Job
Determine how many lines carry the word "aetate". Output that number only.

Data provided
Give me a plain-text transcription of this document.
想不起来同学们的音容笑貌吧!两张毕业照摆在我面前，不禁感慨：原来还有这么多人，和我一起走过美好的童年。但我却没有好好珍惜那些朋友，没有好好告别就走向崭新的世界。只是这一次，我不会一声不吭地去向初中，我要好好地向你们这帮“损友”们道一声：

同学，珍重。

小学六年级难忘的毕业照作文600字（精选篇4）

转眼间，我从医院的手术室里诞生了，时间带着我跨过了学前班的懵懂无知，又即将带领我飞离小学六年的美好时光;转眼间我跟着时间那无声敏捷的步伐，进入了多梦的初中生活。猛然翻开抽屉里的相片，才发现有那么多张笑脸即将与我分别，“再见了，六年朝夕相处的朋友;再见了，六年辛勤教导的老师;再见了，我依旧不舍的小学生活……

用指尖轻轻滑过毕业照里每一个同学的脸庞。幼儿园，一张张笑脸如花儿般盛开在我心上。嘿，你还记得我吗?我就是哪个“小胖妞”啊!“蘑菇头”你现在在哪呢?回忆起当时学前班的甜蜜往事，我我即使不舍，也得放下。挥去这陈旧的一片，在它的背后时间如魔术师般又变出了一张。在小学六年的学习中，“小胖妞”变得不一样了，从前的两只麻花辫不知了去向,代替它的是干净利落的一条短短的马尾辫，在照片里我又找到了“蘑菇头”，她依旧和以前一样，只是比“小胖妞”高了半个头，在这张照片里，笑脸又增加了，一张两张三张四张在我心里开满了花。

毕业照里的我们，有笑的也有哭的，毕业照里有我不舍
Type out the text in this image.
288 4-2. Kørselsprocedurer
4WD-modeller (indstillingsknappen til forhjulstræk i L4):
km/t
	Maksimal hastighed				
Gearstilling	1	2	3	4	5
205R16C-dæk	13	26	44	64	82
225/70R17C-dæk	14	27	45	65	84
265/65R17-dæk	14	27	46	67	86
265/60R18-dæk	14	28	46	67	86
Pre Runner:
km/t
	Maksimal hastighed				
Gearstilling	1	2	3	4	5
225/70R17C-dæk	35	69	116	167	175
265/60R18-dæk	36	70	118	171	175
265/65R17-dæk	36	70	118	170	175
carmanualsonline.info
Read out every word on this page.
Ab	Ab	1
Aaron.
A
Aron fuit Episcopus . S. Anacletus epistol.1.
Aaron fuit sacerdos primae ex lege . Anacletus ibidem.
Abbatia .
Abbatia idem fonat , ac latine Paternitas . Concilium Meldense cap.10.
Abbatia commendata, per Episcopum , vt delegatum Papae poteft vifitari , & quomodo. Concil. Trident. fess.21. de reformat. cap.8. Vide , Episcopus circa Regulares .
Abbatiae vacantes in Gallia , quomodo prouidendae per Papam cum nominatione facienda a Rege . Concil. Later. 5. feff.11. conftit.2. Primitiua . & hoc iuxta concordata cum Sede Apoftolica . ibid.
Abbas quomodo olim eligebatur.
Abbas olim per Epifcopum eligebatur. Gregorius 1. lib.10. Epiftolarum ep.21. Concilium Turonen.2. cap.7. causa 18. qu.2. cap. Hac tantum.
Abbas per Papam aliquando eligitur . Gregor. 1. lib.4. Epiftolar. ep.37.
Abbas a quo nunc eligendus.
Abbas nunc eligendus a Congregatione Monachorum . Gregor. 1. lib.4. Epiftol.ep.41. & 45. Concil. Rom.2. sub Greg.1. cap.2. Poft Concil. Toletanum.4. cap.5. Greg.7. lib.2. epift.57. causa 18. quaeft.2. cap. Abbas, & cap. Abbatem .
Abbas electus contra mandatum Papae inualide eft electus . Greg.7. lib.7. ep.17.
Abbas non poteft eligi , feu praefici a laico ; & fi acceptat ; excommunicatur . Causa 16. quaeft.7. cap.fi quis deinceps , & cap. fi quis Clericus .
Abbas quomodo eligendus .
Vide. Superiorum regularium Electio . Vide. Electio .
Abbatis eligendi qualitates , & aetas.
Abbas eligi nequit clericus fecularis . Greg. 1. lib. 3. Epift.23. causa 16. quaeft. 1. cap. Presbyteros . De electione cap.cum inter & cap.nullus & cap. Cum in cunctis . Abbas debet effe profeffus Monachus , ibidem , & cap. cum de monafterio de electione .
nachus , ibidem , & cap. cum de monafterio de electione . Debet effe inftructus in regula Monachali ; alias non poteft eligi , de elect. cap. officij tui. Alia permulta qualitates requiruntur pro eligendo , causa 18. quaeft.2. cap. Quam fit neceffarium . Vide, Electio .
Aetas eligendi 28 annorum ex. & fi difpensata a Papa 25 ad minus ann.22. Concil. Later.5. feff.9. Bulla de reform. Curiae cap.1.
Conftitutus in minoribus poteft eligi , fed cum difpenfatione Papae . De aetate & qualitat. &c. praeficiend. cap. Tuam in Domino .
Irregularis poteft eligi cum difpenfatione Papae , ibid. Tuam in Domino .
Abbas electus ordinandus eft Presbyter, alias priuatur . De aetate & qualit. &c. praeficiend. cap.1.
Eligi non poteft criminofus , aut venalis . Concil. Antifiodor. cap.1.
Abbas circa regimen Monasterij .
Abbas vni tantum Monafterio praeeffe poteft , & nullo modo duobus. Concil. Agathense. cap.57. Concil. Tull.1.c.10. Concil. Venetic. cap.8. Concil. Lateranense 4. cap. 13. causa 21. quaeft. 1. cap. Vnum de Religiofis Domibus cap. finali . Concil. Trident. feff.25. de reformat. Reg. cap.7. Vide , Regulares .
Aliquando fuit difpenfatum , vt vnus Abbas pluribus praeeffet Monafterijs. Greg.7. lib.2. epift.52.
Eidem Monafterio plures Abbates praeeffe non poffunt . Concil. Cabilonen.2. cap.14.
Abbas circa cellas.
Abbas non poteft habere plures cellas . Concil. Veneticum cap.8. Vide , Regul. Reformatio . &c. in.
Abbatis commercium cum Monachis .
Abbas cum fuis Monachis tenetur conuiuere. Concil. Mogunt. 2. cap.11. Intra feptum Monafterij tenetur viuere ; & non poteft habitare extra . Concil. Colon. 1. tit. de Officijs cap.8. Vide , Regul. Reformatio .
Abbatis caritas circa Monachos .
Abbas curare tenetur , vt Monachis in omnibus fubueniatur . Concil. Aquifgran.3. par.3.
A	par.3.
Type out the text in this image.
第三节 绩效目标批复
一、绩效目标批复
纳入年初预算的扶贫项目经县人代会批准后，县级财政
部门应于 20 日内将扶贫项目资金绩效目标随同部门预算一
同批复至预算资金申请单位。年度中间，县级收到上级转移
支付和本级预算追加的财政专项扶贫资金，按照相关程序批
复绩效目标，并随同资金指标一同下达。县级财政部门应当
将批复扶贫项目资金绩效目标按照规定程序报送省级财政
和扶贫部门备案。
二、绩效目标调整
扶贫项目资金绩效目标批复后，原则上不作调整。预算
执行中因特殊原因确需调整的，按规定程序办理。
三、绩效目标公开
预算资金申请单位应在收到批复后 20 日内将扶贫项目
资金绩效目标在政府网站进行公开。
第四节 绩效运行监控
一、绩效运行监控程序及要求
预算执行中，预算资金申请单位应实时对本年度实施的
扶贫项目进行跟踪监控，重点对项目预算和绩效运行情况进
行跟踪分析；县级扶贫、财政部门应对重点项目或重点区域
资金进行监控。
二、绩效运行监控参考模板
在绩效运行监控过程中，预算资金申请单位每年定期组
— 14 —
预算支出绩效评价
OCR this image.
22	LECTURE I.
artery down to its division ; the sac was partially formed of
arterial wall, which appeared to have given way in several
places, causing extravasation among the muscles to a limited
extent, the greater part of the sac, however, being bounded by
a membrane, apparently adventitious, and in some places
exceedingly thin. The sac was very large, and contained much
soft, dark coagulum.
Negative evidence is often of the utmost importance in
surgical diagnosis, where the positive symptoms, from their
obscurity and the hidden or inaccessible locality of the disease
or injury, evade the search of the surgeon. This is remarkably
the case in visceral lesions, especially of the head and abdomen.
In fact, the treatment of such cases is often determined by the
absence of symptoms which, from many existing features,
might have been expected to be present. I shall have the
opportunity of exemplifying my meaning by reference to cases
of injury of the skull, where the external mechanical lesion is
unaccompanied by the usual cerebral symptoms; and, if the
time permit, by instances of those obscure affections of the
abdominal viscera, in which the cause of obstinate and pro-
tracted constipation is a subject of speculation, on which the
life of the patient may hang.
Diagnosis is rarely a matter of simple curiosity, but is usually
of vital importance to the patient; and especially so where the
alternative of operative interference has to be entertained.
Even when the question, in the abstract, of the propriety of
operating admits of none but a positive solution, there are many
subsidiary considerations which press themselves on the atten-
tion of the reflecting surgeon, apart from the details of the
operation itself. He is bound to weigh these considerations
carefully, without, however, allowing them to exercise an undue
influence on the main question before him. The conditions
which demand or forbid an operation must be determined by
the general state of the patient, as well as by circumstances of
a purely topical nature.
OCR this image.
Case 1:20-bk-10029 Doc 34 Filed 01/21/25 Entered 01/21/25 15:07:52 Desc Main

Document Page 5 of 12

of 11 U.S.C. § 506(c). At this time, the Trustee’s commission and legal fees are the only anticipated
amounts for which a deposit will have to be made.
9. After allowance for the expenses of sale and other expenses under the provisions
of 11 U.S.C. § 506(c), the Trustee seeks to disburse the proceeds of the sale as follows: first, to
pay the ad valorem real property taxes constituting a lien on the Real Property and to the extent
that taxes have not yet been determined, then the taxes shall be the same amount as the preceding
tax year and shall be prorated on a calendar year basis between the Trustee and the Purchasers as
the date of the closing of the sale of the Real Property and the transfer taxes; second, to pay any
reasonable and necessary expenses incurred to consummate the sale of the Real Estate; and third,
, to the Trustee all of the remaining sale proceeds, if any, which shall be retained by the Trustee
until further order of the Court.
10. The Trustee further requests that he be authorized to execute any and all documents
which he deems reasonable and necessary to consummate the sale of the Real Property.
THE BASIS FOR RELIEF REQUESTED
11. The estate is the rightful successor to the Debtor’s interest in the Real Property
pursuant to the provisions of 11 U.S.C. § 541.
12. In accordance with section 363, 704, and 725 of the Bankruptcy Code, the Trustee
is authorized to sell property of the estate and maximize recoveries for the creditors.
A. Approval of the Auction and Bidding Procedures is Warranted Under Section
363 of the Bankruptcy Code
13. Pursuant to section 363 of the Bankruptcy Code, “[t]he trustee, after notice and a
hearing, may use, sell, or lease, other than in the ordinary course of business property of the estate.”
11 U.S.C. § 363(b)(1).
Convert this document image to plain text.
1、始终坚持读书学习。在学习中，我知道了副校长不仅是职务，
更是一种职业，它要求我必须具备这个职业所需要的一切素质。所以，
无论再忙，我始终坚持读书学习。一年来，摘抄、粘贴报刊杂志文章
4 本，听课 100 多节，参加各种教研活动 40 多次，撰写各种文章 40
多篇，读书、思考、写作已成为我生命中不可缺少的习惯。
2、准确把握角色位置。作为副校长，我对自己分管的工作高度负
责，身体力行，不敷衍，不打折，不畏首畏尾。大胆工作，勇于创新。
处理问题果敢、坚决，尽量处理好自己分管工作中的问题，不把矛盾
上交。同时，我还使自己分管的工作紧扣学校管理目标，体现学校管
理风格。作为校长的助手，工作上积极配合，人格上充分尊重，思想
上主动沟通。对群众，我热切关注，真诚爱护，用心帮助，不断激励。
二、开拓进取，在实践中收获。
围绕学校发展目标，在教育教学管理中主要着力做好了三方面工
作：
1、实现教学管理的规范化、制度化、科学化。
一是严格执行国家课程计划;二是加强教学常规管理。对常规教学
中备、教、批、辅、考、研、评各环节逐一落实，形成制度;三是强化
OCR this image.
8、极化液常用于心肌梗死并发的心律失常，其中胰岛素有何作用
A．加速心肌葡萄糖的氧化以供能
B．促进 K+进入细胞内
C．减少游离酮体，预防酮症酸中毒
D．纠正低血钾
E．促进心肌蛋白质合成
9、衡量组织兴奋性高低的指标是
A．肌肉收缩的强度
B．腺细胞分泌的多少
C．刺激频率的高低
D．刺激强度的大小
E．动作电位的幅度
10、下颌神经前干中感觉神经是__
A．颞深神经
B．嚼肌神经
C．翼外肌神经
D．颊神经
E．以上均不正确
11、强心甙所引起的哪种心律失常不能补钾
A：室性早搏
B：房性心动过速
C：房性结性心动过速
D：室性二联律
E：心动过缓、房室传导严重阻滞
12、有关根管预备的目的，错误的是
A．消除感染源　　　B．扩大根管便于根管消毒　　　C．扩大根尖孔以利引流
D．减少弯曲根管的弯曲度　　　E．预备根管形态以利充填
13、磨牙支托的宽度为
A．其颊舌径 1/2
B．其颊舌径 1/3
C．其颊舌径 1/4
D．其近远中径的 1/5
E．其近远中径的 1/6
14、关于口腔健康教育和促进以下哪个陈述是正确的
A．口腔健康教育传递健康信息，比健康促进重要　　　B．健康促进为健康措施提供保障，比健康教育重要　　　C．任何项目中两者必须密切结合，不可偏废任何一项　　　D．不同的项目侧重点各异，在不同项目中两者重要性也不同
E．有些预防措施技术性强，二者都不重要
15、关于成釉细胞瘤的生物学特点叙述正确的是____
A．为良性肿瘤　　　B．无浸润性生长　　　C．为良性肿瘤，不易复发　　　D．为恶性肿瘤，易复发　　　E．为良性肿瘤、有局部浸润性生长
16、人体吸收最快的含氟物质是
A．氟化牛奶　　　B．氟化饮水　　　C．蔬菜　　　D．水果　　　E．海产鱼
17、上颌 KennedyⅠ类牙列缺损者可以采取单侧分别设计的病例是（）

Task solution
2